Copy the records below, replacing every "svg-text" with "label" and keeping everything else the same.

SUPPLIED DATA
__________

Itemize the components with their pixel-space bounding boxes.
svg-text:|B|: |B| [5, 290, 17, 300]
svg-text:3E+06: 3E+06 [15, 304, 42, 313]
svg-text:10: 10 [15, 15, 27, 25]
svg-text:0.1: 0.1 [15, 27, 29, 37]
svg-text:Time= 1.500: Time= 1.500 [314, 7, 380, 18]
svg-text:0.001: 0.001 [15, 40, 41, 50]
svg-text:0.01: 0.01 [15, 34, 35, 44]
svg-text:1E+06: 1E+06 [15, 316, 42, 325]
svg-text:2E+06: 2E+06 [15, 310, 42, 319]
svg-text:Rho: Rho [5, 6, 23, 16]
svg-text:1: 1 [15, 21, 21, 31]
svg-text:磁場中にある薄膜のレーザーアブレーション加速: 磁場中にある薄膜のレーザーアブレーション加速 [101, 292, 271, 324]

__________

REPLY TO THE EXERCISE
Itemize the components with their pixel-space bounding boxes.
label:|B|: |B| [5, 290, 17, 300]
label:3E+06: 3E+06 [15, 304, 42, 313]
label:10: 10 [15, 15, 27, 25]
label:0.1: 0.1 [15, 27, 29, 37]
label:Time= 1.500: Time= 1.500 [314, 7, 380, 18]
label:0.001: 0.001 [15, 40, 41, 50]
label:0.01: 0.01 [15, 34, 35, 44]
label:1E+06: 1E+06 [15, 316, 42, 325]
label:2E+06: 2E+06 [15, 310, 42, 319]
label:Rho: Rho [5, 6, 23, 16]
label:1: 1 [15, 21, 21, 31]
label:磁場中にある薄膜のレーザーアブレーション加速: 磁場中にある薄膜のレーザーアブレーション加速 [101, 292, 271, 324]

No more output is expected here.